PROBLEM STATEMENT: Reproduce the records word for word, from the first line up to and including the line with "section-heading-work-history: Work History".

RECORD EXTRACTS:
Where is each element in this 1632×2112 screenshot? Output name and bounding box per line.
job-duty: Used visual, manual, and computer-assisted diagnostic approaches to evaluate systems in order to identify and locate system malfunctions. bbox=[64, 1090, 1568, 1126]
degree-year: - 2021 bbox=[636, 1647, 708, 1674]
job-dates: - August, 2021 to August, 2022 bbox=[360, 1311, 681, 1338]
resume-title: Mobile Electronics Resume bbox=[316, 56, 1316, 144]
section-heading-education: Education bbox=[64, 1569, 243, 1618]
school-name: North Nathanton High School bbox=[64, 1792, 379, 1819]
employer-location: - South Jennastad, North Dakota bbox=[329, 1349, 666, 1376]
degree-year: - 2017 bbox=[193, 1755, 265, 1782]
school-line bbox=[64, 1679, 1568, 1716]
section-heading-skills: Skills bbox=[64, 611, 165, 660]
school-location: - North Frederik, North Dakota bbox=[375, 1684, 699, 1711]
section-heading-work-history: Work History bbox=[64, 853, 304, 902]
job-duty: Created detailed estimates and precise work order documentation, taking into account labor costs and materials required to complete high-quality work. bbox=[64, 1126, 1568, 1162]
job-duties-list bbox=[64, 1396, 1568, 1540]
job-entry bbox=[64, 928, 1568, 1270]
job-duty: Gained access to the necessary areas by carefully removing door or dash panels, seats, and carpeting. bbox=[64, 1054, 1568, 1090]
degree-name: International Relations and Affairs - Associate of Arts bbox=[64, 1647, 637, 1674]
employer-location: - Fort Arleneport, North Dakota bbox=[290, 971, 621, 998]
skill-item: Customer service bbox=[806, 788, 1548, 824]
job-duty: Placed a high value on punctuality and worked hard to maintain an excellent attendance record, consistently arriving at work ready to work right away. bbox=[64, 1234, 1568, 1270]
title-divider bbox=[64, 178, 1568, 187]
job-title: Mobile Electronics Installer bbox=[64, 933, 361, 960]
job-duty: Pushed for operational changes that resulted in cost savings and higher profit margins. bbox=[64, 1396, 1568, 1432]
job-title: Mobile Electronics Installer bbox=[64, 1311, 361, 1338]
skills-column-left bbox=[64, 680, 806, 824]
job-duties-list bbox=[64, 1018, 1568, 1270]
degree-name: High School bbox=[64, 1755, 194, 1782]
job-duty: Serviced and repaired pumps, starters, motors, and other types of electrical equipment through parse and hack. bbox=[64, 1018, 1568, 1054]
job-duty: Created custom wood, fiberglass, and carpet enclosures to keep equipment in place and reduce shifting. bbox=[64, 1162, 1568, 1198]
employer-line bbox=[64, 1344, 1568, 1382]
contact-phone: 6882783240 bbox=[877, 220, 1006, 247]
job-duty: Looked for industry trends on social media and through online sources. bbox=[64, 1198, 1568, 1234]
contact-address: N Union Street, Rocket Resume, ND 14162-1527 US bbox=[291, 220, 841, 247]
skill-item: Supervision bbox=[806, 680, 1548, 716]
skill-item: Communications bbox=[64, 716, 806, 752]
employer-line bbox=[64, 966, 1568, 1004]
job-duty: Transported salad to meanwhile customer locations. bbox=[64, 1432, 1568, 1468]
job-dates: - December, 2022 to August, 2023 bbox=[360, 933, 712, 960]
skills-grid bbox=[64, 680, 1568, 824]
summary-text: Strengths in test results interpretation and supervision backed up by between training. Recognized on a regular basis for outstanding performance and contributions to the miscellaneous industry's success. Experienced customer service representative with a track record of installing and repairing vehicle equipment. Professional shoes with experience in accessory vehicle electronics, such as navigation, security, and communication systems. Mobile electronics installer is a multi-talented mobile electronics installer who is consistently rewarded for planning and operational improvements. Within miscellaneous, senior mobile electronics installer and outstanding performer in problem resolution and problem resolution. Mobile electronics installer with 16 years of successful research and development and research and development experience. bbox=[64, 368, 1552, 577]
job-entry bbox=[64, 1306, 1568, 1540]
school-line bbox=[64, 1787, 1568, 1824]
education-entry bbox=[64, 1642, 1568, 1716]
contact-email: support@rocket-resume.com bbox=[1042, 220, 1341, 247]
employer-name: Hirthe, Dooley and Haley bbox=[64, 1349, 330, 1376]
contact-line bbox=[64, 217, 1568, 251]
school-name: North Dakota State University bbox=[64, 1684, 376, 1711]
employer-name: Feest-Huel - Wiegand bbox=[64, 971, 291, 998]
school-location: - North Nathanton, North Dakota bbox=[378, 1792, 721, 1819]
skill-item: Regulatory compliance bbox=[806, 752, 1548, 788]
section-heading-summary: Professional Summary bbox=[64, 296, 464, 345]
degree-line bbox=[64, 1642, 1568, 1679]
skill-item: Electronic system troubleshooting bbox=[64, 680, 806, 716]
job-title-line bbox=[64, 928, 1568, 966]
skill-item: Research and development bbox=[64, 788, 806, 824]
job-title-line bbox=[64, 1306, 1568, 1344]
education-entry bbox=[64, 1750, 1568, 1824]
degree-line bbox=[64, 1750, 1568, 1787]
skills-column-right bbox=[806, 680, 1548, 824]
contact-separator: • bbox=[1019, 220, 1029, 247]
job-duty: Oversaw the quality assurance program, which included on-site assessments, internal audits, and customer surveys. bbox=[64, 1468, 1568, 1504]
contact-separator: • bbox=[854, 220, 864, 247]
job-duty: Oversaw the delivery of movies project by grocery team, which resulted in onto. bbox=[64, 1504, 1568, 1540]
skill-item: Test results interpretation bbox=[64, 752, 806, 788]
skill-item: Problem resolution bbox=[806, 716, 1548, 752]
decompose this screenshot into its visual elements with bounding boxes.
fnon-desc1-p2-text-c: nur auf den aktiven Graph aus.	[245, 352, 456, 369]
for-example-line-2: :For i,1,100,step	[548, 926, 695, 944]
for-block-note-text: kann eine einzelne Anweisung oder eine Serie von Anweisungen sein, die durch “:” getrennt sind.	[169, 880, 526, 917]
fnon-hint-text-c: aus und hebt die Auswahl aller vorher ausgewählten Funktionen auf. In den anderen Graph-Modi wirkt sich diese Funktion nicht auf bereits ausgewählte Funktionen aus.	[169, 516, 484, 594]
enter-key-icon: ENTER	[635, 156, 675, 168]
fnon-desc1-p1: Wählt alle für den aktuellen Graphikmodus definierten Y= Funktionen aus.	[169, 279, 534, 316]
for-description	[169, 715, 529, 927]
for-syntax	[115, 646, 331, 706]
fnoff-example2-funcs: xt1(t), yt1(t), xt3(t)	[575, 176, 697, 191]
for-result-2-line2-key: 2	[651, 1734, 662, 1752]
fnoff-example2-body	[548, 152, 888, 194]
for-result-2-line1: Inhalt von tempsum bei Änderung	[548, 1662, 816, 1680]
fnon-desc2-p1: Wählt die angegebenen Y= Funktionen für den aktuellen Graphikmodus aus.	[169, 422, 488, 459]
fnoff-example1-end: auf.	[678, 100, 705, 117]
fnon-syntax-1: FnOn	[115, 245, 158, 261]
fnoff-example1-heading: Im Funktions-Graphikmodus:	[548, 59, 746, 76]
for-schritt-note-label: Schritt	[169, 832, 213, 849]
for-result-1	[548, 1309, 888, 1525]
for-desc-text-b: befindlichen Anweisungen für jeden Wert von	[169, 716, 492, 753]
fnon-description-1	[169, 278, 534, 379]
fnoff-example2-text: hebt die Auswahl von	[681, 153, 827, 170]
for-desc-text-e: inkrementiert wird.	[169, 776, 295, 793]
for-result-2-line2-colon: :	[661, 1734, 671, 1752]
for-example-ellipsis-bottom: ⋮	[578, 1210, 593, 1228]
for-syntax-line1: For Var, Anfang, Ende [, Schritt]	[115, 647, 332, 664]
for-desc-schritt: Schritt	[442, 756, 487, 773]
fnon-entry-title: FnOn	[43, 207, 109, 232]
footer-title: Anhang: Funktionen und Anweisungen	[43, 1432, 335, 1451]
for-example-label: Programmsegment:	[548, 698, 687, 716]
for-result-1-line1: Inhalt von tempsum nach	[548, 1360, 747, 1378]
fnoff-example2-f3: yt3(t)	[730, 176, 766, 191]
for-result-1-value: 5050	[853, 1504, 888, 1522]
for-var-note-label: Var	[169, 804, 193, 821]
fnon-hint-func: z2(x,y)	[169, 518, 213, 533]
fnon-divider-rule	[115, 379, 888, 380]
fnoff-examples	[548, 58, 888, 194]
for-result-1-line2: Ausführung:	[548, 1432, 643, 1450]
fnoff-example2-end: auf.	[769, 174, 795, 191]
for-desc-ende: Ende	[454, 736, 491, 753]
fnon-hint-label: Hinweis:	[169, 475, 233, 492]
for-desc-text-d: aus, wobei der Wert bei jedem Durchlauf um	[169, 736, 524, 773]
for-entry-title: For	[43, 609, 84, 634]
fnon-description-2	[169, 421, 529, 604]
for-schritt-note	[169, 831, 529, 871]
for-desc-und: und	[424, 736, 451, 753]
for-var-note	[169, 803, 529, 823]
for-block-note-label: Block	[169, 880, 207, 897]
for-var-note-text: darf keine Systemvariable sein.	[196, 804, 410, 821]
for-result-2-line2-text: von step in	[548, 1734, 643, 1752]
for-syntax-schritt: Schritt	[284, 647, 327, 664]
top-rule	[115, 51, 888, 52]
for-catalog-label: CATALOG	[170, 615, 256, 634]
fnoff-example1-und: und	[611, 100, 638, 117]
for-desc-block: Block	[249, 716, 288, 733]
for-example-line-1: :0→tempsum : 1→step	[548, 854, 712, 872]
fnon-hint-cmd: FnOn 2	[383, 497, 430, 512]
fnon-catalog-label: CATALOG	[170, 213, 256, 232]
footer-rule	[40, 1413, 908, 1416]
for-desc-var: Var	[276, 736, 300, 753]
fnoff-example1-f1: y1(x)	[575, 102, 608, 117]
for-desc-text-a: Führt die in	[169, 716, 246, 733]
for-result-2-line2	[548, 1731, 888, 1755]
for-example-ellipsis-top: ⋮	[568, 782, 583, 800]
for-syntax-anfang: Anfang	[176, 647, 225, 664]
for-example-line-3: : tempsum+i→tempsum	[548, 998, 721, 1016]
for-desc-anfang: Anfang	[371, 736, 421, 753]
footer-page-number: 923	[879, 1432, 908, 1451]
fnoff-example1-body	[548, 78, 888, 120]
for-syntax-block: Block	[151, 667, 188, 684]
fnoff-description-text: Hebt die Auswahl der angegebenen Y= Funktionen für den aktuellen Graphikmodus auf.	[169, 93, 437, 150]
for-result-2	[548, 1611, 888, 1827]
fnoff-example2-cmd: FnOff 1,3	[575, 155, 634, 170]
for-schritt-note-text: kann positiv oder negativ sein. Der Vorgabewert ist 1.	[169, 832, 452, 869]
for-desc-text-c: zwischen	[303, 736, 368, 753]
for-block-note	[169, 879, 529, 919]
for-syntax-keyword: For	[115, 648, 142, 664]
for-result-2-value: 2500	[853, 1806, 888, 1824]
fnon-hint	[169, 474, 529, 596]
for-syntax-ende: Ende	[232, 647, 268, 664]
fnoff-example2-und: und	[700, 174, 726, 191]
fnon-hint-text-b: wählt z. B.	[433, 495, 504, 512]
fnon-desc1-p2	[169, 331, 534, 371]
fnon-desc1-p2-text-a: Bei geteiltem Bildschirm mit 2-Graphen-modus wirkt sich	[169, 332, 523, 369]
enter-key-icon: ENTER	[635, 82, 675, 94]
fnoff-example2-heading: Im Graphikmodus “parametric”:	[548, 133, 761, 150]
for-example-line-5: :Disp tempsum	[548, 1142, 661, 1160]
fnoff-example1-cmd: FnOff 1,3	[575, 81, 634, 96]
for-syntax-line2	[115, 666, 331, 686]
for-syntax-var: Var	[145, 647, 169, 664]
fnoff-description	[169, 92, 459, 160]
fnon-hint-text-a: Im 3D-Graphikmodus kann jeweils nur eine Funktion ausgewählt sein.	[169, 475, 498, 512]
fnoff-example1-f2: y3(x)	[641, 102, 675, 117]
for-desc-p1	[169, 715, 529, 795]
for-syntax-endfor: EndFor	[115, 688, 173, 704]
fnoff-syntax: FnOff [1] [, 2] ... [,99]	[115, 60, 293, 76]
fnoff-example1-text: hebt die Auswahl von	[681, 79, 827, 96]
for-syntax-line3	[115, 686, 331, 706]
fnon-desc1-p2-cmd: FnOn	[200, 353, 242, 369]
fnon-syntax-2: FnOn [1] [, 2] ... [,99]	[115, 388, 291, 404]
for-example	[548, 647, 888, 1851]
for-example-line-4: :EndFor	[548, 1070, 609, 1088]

RESULT BELOW:
Where is each element in this 1632×2112 screenshot? Output name and bounding box per line.
job-duty: Used visual, manual, and computer-assisted diagnostic approaches to evaluate systems in order to identify and locate system malfunctions. bbox=[64, 1090, 1568, 1126]
degree-year: - 2021 bbox=[636, 1647, 708, 1674]
job-dates: - August, 2021 to August, 2022 bbox=[360, 1311, 681, 1338]
resume-title: Mobile Electronics Resume bbox=[316, 56, 1316, 144]
section-heading-education: Education bbox=[64, 1569, 243, 1618]
school-name: North Nathanton High School bbox=[64, 1792, 379, 1819]
employer-location: - South Jennastad, North Dakota bbox=[329, 1349, 666, 1376]
degree-year: - 2017 bbox=[193, 1755, 265, 1782]
school-line bbox=[64, 1679, 1568, 1716]
section-heading-skills: Skills bbox=[64, 611, 165, 660]
school-location: - North Frederik, North Dakota bbox=[375, 1684, 699, 1711]
section-heading-work-history: Work History bbox=[64, 853, 304, 902]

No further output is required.